======== Entries ========

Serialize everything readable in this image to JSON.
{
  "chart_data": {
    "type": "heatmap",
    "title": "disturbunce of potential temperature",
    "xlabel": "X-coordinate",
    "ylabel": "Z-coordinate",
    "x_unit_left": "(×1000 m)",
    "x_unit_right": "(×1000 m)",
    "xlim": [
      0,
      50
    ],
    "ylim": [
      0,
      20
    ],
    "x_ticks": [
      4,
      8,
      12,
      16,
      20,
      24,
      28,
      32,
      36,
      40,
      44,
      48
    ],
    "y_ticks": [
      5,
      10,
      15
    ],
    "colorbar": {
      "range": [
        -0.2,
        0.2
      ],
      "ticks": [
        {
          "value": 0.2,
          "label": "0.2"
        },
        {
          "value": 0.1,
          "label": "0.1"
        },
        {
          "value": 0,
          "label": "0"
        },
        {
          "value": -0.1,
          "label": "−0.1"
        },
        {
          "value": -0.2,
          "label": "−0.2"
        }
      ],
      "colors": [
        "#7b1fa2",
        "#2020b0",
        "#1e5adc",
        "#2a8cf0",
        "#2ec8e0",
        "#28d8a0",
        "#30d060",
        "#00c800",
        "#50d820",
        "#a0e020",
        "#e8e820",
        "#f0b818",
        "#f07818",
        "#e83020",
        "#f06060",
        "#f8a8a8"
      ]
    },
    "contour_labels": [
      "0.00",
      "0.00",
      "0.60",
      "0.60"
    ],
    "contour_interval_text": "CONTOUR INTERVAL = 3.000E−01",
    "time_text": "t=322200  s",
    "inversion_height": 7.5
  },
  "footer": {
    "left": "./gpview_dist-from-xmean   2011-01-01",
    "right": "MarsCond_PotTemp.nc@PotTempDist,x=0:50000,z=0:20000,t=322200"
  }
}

========

[Exercise brief] Copy each line of the listing that contains the string "coordinate".

[Solution for this problem]
    "xlabel": "X-coordinate",
    "ylabel": "Z-coordinate",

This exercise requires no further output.